_Exercise goal_. Find and return every line of the data that contains the word "mill".

_Supplied records_.
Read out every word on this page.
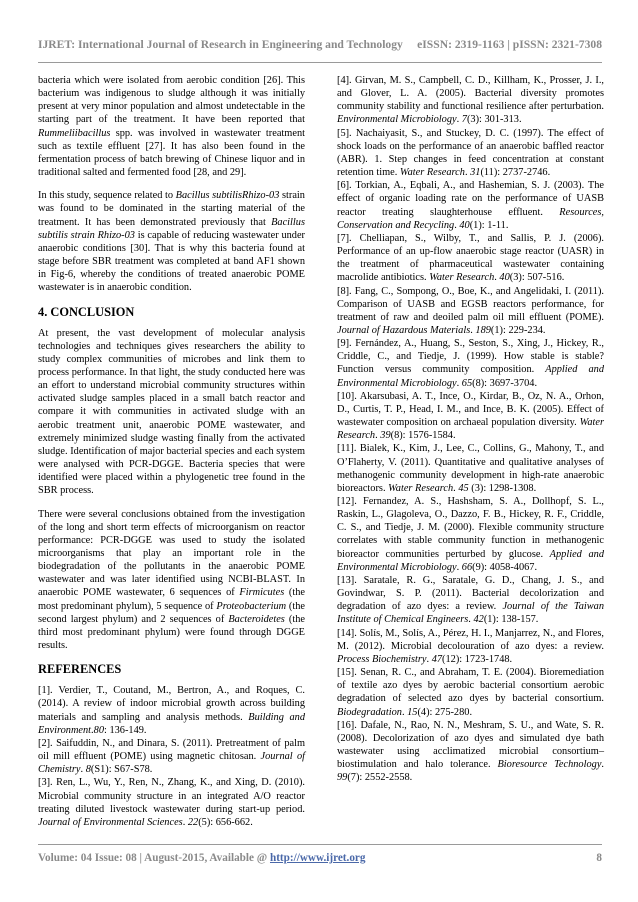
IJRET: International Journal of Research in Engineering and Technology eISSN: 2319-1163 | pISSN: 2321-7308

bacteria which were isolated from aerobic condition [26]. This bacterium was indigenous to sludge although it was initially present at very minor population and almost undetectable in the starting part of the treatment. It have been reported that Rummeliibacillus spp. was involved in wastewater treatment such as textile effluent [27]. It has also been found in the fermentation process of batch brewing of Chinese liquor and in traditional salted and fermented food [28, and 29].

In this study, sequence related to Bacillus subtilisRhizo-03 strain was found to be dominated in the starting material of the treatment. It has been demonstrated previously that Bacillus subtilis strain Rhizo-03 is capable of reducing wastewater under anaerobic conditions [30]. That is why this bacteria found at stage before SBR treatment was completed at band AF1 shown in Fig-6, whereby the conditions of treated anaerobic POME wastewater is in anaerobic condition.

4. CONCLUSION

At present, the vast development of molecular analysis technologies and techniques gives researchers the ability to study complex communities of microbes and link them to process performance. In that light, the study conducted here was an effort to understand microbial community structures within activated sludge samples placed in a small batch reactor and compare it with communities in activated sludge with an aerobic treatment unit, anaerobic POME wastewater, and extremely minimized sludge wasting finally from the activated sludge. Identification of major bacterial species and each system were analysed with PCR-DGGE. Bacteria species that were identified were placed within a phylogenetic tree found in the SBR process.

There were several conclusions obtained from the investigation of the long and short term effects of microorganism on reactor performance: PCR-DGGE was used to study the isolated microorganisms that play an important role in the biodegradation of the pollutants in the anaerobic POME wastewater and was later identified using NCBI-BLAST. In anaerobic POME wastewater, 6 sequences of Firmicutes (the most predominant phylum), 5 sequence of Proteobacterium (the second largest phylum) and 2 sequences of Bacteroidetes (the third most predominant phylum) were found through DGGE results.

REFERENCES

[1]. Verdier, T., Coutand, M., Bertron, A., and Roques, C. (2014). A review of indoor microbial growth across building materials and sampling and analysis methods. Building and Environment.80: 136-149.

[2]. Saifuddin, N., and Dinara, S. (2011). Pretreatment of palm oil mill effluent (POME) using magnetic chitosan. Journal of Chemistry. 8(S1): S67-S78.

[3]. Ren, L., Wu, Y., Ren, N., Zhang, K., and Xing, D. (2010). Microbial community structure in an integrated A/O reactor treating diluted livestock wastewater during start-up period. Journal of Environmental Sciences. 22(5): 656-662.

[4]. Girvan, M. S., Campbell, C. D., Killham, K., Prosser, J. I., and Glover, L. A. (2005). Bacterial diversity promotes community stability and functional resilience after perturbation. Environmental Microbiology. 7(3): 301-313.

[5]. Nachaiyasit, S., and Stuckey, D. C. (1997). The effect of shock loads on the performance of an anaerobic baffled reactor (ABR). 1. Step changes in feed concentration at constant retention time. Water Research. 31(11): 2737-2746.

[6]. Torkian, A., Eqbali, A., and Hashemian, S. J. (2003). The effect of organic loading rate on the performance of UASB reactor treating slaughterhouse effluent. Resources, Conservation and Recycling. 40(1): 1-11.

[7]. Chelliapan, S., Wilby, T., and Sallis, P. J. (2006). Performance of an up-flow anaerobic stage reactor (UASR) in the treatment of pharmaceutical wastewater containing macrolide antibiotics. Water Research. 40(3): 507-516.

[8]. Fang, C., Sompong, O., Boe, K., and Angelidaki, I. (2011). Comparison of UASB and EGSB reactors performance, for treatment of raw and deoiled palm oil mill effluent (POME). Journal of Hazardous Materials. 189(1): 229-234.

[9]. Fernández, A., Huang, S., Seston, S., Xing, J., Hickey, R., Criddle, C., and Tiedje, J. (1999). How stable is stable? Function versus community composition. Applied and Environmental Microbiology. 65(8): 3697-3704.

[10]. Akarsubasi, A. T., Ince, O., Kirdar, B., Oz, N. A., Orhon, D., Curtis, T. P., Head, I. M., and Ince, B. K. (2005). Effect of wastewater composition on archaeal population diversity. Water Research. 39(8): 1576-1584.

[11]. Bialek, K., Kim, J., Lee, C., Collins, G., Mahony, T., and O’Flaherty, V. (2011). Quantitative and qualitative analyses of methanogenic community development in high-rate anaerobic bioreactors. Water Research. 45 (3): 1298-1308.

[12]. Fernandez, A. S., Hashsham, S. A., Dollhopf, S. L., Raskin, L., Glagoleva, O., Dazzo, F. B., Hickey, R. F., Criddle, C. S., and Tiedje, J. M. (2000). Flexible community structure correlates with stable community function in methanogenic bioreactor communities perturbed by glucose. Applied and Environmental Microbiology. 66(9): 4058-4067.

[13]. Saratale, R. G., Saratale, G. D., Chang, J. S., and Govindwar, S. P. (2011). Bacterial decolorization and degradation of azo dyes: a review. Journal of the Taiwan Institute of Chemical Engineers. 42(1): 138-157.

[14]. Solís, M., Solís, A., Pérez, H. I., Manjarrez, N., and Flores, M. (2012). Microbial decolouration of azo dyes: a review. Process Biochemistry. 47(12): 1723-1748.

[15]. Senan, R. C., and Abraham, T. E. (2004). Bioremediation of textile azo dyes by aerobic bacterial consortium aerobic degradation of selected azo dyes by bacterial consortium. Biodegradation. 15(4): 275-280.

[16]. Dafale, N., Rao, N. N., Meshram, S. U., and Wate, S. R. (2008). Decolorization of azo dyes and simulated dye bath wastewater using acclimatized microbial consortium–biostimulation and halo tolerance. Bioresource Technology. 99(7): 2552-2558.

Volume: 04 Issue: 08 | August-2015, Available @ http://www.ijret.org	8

_Task answer_.
[2]. Saifuddin, N., and Dinara, S. (2011). Pretreatment of palm oil mill effluent (POME) using magnetic chitosan. Journal of Chemistry. 8(S1): S67-S78.
[8]. Fang, C., Sompong, O., Boe, K., and Angelidaki, I. (2011). Comparison of UASB and EGSB reactors performance, for treatment of raw and deoiled palm oil mill effluent (POME). Journal of Hazardous Materials. 189(1): 229-234.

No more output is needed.